Task inputs:
......
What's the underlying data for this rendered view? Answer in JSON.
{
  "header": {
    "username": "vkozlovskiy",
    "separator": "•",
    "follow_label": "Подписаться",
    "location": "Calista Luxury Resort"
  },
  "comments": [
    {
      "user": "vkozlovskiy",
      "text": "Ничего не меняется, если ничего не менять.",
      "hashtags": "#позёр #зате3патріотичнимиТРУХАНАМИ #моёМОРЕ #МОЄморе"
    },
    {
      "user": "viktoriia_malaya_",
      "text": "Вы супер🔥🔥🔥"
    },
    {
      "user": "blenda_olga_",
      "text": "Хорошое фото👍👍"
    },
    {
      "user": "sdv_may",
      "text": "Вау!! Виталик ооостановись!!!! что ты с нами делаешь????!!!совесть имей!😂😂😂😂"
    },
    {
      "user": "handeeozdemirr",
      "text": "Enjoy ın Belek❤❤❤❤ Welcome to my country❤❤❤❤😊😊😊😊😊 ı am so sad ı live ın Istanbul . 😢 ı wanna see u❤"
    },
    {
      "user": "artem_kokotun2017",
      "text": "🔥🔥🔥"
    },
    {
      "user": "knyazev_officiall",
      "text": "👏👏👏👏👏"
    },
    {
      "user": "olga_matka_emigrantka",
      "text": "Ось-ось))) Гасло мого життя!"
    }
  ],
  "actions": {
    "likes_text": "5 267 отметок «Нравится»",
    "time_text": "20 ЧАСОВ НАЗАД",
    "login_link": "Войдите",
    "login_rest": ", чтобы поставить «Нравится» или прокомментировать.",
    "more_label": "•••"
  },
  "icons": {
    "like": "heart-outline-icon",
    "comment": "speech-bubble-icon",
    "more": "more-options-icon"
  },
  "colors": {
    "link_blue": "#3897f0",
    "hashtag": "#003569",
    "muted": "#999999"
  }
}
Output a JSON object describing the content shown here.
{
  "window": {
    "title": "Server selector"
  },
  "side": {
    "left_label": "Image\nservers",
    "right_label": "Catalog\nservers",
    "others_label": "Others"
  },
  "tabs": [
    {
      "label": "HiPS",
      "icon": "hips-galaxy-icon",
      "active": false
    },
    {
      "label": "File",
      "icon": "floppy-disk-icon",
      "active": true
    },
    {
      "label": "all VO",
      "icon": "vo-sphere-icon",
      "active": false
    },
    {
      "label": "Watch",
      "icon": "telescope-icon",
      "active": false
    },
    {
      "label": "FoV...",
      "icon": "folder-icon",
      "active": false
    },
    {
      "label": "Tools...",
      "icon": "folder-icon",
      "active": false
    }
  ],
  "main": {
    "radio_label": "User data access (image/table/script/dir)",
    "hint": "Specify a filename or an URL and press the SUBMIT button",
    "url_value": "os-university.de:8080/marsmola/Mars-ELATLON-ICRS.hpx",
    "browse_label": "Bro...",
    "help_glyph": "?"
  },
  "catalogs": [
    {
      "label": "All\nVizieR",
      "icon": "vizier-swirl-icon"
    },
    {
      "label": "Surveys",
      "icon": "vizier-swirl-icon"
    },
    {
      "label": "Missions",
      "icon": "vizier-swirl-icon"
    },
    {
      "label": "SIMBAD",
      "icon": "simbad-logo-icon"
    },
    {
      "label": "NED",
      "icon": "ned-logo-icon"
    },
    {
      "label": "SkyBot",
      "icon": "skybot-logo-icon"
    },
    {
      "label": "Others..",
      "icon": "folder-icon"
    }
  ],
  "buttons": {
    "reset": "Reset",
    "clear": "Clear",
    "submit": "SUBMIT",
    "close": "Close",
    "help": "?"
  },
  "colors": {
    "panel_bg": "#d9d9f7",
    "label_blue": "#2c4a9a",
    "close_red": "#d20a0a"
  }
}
......
Directive: Please repeat the material above, word for word and in full.

Completed exercise:
What's the underlying data for this rendered view? Answer in JSON.
{
  "header": {
    "username": "vkozlovskiy",
    "separator": "•",
    "follow_label": "Подписаться",
    "location": "Calista Luxury Resort"
  },
  "comments": [
    {
      "user": "vkozlovskiy",
      "text": "Ничего не меняется, если ничего не менять.",
      "hashtags": "#позёр #зате3патріотичнимиТРУХАНАМИ #моёМОРЕ #МОЄморе"
    },
    {
      "user": "viktoriia_malaya_",
      "text": "Вы супер🔥🔥🔥"
    },
    {
      "user": "blenda_olga_",
      "text": "Хорошое фото👍👍"
    },
    {
      "user": "sdv_may",
      "text": "Вау!! Виталик ооостановись!!!! что ты с нами делаешь????!!!совесть имей!😂😂😂😂"
    },
    {
      "user": "handeeozdemirr",
      "text": "Enjoy ın Belek❤❤❤❤ Welcome to my country❤❤❤❤😊😊😊😊😊 ı am so sad ı live ın Istanbul . 😢 ı wanna see u❤"
    },
    {
      "user": "artem_kokotun2017",
      "text": "🔥🔥🔥"
    },
    {
      "user": "knyazev_officiall",
      "text": "👏👏👏👏👏"
    },
    {
      "user": "olga_matka_emigrantka",
      "text": "Ось-ось))) Гасло мого життя!"
    }
  ],
  "actions": {
    "likes_text": "5 267 отметок «Нравится»",
    "time_text": "20 ЧАСОВ НАЗАД",
    "login_link": "Войдите",
    "login_rest": ", чтобы поставить «Нравится» или прокомментировать.",
    "more_label": "•••"
  },
  "icons": {
    "like": "heart-outline-icon",
    "comment": "speech-bubble-icon",
    "more": "more-options-icon"
  },
  "colors": {
    "link_blue": "#3897f0",
    "hashtag": "#003569",
    "muted": "#999999"
  }
}
Output a JSON object describing the content shown here.
{
  "window": {
    "title": "Server selector"
  },
  "side": {
    "left_label": "Image\nservers",
    "right_label": "Catalog\nservers",
    "others_label": "Others"
  },
  "tabs": [
    {
      "label": "HiPS",
      "icon": "hips-galaxy-icon",
      "active": false
    },
    {
      "label": "File",
      "icon": "floppy-disk-icon",
      "active": true
    },
    {
      "label": "all VO",
      "icon": "vo-sphere-icon",
      "active": false
    },
    {
      "label": "Watch",
      "icon": "telescope-icon",
      "active": false
    },
    {
      "label": "FoV...",
      "icon": "folder-icon",
      "active": false
    },
    {
      "label": "Tools...",
      "icon": "folder-icon",
      "active": false
    }
  ],
  "main": {
    "radio_label": "User data access (image/table/script/dir)",
    "hint": "Specify a filename or an URL and press the SUBMIT button",
    "url_value": "os-university.de:8080/marsmola/Mars-ELATLON-ICRS.hpx",
    "browse_label": "Bro...",
    "help_glyph": "?"
  },
  "catalogs": [
    {
      "label": "All\nVizieR",
      "icon": "vizier-swirl-icon"
    },
    {
      "label": "Surveys",
      "icon": "vizier-swirl-icon"
    },
    {
      "label": "Missions",
      "icon": "vizier-swirl-icon"
    },
    {
      "label": "SIMBAD",
      "icon": "simbad-logo-icon"
    },
    {
      "label": "NED",
      "icon": "ned-logo-icon"
    },
    {
      "label": "SkyBot",
      "icon": "skybot-logo-icon"
    },
    {
      "label": "Others..",
      "icon": "folder-icon"
    }
  ],
  "buttons": {
    "reset": "Reset",
    "clear": "Clear",
    "submit": "SUBMIT",
    "close": "Close",
    "help": "?"
  },
  "colors": {
    "panel_bg": "#d9d9f7",
    "label_blue": "#2c4a9a",
    "close_red": "#d20a0a"
  }
}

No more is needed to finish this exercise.